##### DATA PROVIDED

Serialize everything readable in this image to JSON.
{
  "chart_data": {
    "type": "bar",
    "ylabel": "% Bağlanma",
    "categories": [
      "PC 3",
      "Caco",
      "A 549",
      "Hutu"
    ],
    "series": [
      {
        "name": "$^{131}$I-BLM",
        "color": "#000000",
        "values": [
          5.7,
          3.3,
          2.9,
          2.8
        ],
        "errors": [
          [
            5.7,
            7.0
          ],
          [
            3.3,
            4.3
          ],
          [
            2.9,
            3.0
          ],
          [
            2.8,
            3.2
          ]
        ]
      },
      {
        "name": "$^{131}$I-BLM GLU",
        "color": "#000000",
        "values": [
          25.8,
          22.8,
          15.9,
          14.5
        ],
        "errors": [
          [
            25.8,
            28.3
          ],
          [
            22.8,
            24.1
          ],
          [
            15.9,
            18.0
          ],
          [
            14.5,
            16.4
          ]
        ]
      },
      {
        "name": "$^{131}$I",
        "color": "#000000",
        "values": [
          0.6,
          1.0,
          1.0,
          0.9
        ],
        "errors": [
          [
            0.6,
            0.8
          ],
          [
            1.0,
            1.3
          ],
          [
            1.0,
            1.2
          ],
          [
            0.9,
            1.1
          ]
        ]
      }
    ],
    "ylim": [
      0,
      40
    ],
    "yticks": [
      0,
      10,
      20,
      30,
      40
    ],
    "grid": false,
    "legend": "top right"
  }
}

##########

YOUR OBJECTIVE: Using the records above, select and copy every line that has the word "name".

SOLUTION TO THIS PROBLEM:
        "name": "$^{131}$I-BLM",
        "name": "$^{131}$I-BLM GLU",
        "name": "$^{131}$I",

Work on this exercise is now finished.